§ WHAT THE TASK ASKS
Copy each line below without leaving any out.

►

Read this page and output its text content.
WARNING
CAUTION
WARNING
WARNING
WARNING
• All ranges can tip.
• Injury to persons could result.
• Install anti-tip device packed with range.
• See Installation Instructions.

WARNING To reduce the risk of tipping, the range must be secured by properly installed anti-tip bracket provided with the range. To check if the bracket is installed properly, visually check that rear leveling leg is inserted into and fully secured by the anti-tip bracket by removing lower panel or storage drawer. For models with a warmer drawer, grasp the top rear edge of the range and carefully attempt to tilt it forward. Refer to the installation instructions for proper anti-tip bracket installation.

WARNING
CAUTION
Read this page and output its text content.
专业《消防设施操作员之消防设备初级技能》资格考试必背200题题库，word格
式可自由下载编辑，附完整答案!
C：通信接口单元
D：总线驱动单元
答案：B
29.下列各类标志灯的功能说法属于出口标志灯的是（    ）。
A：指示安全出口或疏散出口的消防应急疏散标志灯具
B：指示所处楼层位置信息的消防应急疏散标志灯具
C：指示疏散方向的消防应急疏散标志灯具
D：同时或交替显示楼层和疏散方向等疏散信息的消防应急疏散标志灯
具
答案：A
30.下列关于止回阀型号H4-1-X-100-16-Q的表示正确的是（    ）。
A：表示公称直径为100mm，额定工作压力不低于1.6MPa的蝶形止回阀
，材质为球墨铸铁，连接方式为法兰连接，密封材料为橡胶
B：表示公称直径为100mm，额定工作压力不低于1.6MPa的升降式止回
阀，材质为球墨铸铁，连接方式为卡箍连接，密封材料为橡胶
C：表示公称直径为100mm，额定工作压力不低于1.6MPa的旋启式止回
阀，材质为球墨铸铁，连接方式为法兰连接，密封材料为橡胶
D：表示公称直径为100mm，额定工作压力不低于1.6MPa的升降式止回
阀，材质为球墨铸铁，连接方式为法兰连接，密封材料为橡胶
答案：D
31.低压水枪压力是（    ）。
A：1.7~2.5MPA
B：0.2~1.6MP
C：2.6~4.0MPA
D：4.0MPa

◄

§ EXERCISE RESPONSE
Read this page and output its text content.
WARNING
CAUTION
WARNING
WARNING
WARNING
• All ranges can tip.
• Injury to persons could result.
• Install anti-tip device packed with range.
• See Installation Instructions.

WARNING To reduce the risk of tipping, the range must be secured by properly installed anti-tip bracket provided with the range. To check if the bracket is installed properly, visually check that rear leveling leg is inserted into and fully secured by the anti-tip bracket by removing lower panel or storage drawer. For models with a warmer drawer, grasp the top rear edge of the range and carefully attempt to tilt it forward. Refer to the installation instructions for proper anti-tip bracket installation.

WARNING
CAUTION
Read this page and output its text content.
专业《消防设施操作员之消防设备初级技能》资格考试必背200题题库，word格
式可自由下载编辑，附完整答案!
C：通信接口单元
D：总线驱动单元
答案：B
29.下列各类标志灯的功能说法属于出口标志灯的是（    ）。
A：指示安全出口或疏散出口的消防应急疏散标志灯具
B：指示所处楼层位置信息的消防应急疏散标志灯具
C：指示疏散方向的消防应急疏散标志灯具
D：同时或交替显示楼层和疏散方向等疏散信息的消防应急疏散标志灯
具
答案：A
30.下列关于止回阀型号H4-1-X-100-16-Q的表示正确的是（    ）。
A：表示公称直径为100mm，额定工作压力不低于1.6MPa的蝶形止回阀
，材质为球墨铸铁，连接方式为法兰连接，密封材料为橡胶
B：表示公称直径为100mm，额定工作压力不低于1.6MPa的升降式止回
阀，材质为球墨铸铁，连接方式为卡箍连接，密封材料为橡胶
C：表示公称直径为100mm，额定工作压力不低于1.6MPa的旋启式止回
阀，材质为球墨铸铁，连接方式为法兰连接，密封材料为橡胶
D：表示公称直径为100mm，额定工作压力不低于1.6MPa的升降式止回
阀，材质为球墨铸铁，连接方式为法兰连接，密封材料为橡胶
答案：D
31.低压水枪压力是（    ）。
A：1.7~2.5MPA
B：0.2~1.6MP
C：2.6~4.0MPA
D：4.0MPa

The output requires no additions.